= PROBLEM DESCRIPTION =
Read through the records below and copy each line that uses the word "Kivuva".

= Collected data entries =
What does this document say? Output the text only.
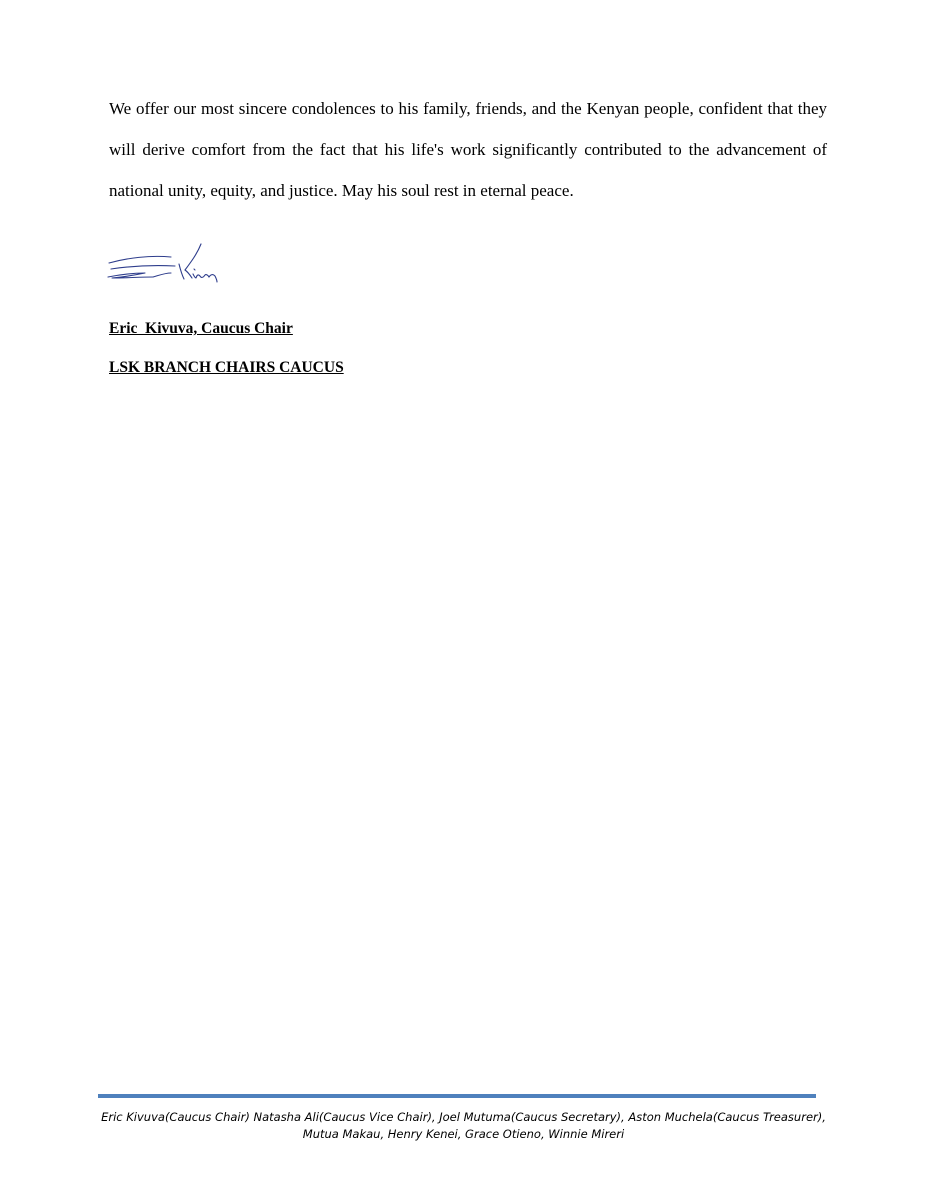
We offer our most sincere condolences to his family, friends, and the Kenyan people, confident that they will derive comfort from the fact that his life's work significantly contributed to the advancement of national unity, equity, and justice. May his soul rest in eternal peace.

Eric  Kivuva, Caucus Chair
LSK BRANCH CHAIRS CAUCUS
Eric Kivuva(Caucus Chair) Natasha Ali(Caucus Vice Chair), Joel Mutuma(Caucus Secretary), Aston Muchela(Caucus Treasurer),
Mutua Makau, Henry Kenei, Grace Otieno, Winnie Mireri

= FULL ANSWER =
Eric  Kivuva, Caucus Chair
Eric Kivuva(Caucus Chair) Natasha Ali(Caucus Vice Chair), Joel Mutuma(Caucus Secretary), Aston Muchela(Caucus Treasurer),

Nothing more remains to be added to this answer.